Recorded data
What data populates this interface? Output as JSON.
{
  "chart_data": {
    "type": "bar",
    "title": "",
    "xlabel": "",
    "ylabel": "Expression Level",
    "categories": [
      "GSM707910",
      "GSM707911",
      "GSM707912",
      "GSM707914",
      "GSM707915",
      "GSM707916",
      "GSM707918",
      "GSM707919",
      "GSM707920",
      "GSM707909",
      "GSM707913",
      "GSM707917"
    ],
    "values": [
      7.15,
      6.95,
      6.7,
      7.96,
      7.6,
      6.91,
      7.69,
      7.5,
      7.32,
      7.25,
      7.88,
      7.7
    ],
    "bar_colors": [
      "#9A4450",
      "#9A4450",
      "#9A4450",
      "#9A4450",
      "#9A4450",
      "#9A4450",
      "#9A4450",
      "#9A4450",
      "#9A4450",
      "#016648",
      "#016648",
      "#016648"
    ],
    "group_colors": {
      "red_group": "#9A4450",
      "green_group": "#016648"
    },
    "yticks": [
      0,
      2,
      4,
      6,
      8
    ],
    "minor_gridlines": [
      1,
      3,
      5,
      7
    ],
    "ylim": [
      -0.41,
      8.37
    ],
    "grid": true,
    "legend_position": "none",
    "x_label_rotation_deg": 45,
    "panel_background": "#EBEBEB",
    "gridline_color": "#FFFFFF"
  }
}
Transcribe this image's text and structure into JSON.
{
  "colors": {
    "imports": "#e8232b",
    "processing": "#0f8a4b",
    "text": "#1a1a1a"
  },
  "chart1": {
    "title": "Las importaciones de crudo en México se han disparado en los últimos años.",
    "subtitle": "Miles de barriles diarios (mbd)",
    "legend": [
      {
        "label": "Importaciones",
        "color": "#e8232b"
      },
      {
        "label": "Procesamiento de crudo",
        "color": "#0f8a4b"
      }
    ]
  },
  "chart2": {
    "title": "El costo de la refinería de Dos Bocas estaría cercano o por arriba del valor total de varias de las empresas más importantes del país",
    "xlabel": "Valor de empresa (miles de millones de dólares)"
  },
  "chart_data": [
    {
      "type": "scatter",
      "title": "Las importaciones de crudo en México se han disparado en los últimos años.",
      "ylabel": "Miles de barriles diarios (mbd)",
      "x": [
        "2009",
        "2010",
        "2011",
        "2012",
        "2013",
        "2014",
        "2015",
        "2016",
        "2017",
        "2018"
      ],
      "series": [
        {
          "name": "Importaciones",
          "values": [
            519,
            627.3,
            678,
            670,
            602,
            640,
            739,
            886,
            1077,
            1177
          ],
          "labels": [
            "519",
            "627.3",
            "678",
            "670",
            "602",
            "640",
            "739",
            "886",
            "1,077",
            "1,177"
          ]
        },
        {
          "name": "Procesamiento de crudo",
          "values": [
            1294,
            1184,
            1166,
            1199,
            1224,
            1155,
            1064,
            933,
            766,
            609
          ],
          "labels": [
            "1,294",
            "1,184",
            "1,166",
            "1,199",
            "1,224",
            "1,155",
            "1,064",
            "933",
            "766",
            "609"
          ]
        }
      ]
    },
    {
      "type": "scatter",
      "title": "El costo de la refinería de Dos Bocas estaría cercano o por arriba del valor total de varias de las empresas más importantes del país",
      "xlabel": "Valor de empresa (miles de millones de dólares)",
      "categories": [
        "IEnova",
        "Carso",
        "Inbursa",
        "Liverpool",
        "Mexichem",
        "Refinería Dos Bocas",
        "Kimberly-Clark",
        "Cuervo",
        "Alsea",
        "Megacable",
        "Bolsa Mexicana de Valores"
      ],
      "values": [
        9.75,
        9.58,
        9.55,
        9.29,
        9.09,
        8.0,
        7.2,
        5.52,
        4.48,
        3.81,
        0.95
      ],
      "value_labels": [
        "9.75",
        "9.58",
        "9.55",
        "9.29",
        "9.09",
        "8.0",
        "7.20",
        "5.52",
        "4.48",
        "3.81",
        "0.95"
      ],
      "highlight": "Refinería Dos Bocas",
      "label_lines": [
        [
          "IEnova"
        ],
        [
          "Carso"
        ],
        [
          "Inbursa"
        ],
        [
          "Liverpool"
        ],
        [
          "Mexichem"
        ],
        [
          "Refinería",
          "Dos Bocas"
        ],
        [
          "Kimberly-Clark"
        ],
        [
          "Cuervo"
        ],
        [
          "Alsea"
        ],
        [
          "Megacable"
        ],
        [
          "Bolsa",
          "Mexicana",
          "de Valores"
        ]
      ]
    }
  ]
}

◆ WORK TO BE COMPLETED ◆
Give back the data above exactly as it appears.

◆ RESULT OF THIS EXERCISE ◆
What data populates this interface? Output as JSON.
{
  "chart_data": {
    "type": "bar",
    "title": "",
    "xlabel": "",
    "ylabel": "Expression Level",
    "categories": [
      "GSM707910",
      "GSM707911",
      "GSM707912",
      "GSM707914",
      "GSM707915",
      "GSM707916",
      "GSM707918",
      "GSM707919",
      "GSM707920",
      "GSM707909",
      "GSM707913",
      "GSM707917"
    ],
    "values": [
      7.15,
      6.95,
      6.7,
      7.96,
      7.6,
      6.91,
      7.69,
      7.5,
      7.32,
      7.25,
      7.88,
      7.7
    ],
    "bar_colors": [
      "#9A4450",
      "#9A4450",
      "#9A4450",
      "#9A4450",
      "#9A4450",
      "#9A4450",
      "#9A4450",
      "#9A4450",
      "#9A4450",
      "#016648",
      "#016648",
      "#016648"
    ],
    "group_colors": {
      "red_group": "#9A4450",
      "green_group": "#016648"
    },
    "yticks": [
      0,
      2,
      4,
      6,
      8
    ],
    "minor_gridlines": [
      1,
      3,
      5,
      7
    ],
    "ylim": [
      -0.41,
      8.37
    ],
    "grid": true,
    "legend_position": "none",
    "x_label_rotation_deg": 45,
    "panel_background": "#EBEBEB",
    "gridline_color": "#FFFFFF"
  }
}
Transcribe this image's text and structure into JSON.
{
  "colors": {
    "imports": "#e8232b",
    "processing": "#0f8a4b",
    "text": "#1a1a1a"
  },
  "chart1": {
    "title": "Las importaciones de crudo en México se han disparado en los últimos años.",
    "subtitle": "Miles de barriles diarios (mbd)",
    "legend": [
      {
        "label": "Importaciones",
        "color": "#e8232b"
      },
      {
        "label": "Procesamiento de crudo",
        "color": "#0f8a4b"
      }
    ]
  },
  "chart2": {
    "title": "El costo de la refinería de Dos Bocas estaría cercano o por arriba del valor total de varias de las empresas más importantes del país",
    "xlabel": "Valor de empresa (miles de millones de dólares)"
  },
  "chart_data": [
    {
      "type": "scatter",
      "title": "Las importaciones de crudo en México se han disparado en los últimos años.",
      "ylabel": "Miles de barriles diarios (mbd)",
      "x": [
        "2009",
        "2010",
        "2011",
        "2012",
        "2013",
        "2014",
        "2015",
        "2016",
        "2017",
        "2018"
      ],
      "series": [
        {
          "name": "Importaciones",
          "values": [
            519,
            627.3,
            678,
            670,
            602,
            640,
            739,
            886,
            1077,
            1177
          ],
          "labels": [
            "519",
            "627.3",
            "678",
            "670",
            "602",
            "640",
            "739",
            "886",
            "1,077",
            "1,177"
          ]
        },
        {
          "name": "Procesamiento de crudo",
          "values": [
            1294,
            1184,
            1166,
            1199,
            1224,
            1155,
            1064,
            933,
            766,
            609
          ],
          "labels": [
            "1,294",
            "1,184",
            "1,166",
            "1,199",
            "1,224",
            "1,155",
            "1,064",
            "933",
            "766",
            "609"
          ]
        }
      ]
    },
    {
      "type": "scatter",
      "title": "El costo de la refinería de Dos Bocas estaría cercano o por arriba del valor total de varias de las empresas más importantes del país",
      "xlabel": "Valor de empresa (miles de millones de dólares)",
      "categories": [
        "IEnova",
        "Carso",
        "Inbursa",
        "Liverpool",
        "Mexichem",
        "Refinería Dos Bocas",
        "Kimberly-Clark",
        "Cuervo",
        "Alsea",
        "Megacable",
        "Bolsa Mexicana de Valores"
      ],
      "values": [
        9.75,
        9.58,
        9.55,
        9.29,
        9.09,
        8.0,
        7.2,
        5.52,
        4.48,
        3.81,
        0.95
      ],
      "value_labels": [
        "9.75",
        "9.58",
        "9.55",
        "9.29",
        "9.09",
        "8.0",
        "7.20",
        "5.52",
        "4.48",
        "3.81",
        "0.95"
      ],
      "highlight": "Refinería Dos Bocas",
      "label_lines": [
        [
          "IEnova"
        ],
        [
          "Carso"
        ],
        [
          "Inbursa"
        ],
        [
          "Liverpool"
        ],
        [
          "Mexichem"
        ],
        [
          "Refinería",
          "Dos Bocas"
        ],
        [
          "Kimberly-Clark"
        ],
        [
          "Cuervo"
        ],
        [
          "Alsea"
        ],
        [
          "Megacable"
        ],
        [
          "Bolsa",
          "Mexicana",
          "de Valores"
        ]
      ]
    }
  ]
}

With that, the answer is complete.